## The exercise
Go through the material below and copy all lines with "this".

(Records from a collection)
+ + + +
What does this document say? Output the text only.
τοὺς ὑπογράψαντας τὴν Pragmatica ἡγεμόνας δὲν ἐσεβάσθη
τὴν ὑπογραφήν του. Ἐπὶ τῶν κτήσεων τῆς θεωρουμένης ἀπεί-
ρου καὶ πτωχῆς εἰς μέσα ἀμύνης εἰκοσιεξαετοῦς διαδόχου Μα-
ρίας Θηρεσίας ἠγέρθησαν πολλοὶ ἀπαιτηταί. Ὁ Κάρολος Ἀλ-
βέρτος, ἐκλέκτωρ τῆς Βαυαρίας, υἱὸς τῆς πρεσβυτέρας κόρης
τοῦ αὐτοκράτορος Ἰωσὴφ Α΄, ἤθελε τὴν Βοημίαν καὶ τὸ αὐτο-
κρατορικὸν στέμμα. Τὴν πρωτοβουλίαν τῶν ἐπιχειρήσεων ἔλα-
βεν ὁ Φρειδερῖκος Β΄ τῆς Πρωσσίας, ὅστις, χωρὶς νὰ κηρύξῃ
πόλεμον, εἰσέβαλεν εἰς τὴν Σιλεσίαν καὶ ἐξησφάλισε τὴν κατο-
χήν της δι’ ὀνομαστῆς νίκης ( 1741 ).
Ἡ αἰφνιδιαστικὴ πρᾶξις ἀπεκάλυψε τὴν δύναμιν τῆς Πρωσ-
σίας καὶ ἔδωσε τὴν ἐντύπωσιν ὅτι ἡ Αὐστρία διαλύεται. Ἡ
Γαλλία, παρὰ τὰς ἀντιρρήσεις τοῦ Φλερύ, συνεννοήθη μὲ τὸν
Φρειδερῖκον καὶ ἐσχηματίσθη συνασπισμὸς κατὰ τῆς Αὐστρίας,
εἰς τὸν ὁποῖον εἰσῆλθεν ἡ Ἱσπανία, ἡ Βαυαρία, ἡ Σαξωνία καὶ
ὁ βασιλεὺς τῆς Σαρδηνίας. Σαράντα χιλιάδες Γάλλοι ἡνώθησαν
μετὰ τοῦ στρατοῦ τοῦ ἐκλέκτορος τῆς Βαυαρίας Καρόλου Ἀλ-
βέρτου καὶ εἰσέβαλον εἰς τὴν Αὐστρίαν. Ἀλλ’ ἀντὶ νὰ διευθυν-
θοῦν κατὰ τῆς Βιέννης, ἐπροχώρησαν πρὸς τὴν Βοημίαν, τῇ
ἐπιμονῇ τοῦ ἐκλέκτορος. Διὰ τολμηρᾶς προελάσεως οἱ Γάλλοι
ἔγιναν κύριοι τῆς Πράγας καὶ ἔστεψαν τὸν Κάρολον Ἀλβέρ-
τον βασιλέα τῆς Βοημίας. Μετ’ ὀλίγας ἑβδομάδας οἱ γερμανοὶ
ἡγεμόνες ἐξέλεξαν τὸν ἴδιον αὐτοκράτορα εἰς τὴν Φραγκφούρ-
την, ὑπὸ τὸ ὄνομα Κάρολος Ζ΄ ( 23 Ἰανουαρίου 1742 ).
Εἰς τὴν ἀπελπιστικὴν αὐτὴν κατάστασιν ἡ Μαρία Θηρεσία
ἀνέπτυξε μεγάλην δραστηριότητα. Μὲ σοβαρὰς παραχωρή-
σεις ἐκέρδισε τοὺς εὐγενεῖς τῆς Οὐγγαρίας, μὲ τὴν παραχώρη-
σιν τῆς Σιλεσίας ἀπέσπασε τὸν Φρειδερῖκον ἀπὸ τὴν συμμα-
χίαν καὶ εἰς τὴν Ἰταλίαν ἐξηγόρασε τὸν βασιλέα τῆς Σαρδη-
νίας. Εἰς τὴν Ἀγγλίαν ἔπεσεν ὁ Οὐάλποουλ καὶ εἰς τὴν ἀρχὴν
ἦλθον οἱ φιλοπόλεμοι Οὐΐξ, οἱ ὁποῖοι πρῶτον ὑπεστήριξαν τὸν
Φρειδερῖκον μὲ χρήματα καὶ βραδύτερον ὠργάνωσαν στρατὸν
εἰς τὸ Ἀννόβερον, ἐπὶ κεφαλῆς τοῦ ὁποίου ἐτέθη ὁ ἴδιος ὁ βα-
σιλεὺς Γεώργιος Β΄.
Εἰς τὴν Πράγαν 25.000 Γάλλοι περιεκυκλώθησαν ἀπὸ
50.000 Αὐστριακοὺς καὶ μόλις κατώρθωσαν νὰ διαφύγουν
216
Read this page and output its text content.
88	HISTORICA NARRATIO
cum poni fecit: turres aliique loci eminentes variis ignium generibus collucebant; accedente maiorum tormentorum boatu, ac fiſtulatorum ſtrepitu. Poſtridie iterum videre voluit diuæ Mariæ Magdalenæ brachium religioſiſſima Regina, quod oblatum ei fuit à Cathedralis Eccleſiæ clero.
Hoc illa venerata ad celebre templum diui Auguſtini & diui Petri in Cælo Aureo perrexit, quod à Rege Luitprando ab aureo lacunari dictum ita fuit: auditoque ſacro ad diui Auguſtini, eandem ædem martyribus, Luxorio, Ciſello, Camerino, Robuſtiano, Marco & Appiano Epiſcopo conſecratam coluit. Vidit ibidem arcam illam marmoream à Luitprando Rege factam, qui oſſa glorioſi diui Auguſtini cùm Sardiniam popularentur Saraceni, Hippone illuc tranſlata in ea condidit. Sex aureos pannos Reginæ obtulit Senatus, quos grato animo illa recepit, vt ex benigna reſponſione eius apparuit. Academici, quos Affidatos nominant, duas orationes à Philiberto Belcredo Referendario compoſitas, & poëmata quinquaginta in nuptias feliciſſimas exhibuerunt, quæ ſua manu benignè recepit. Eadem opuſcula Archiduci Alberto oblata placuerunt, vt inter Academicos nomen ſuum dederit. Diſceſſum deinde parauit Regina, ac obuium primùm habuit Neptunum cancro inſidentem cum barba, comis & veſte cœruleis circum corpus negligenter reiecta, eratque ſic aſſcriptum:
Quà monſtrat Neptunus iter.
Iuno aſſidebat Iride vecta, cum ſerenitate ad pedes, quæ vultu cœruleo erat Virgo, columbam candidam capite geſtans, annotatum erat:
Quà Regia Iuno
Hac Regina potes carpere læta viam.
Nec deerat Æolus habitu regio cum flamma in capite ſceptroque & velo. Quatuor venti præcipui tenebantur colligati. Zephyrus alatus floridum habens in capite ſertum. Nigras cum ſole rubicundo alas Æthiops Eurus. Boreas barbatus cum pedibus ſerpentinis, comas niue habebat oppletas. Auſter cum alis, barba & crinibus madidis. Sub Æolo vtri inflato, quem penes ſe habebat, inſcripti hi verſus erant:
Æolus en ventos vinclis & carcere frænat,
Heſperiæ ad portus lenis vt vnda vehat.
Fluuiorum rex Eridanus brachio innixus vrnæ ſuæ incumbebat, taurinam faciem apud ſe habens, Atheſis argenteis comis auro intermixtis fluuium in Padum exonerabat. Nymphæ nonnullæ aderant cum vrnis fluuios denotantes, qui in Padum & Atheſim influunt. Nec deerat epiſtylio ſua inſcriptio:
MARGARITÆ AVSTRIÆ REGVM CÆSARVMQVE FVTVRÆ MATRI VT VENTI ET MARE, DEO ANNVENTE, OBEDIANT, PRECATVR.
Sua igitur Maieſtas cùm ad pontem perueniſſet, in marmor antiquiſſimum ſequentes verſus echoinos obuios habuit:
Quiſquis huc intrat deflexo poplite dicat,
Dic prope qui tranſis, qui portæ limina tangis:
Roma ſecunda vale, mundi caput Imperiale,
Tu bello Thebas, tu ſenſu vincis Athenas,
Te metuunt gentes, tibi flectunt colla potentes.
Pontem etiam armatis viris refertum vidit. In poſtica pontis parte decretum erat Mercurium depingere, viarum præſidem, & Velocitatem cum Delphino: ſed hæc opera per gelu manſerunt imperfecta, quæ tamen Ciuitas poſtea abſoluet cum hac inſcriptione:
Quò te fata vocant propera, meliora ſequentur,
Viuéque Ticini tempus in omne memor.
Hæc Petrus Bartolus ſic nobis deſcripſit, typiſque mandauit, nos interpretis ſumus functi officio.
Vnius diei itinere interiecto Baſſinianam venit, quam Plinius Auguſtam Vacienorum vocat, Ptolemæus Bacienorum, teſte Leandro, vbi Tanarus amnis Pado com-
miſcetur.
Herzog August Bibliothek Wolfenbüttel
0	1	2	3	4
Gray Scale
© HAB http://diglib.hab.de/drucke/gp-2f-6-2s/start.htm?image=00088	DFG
+ + + +
## Output of the task
What does this document say? Output the text only.
Read this page and output its text content.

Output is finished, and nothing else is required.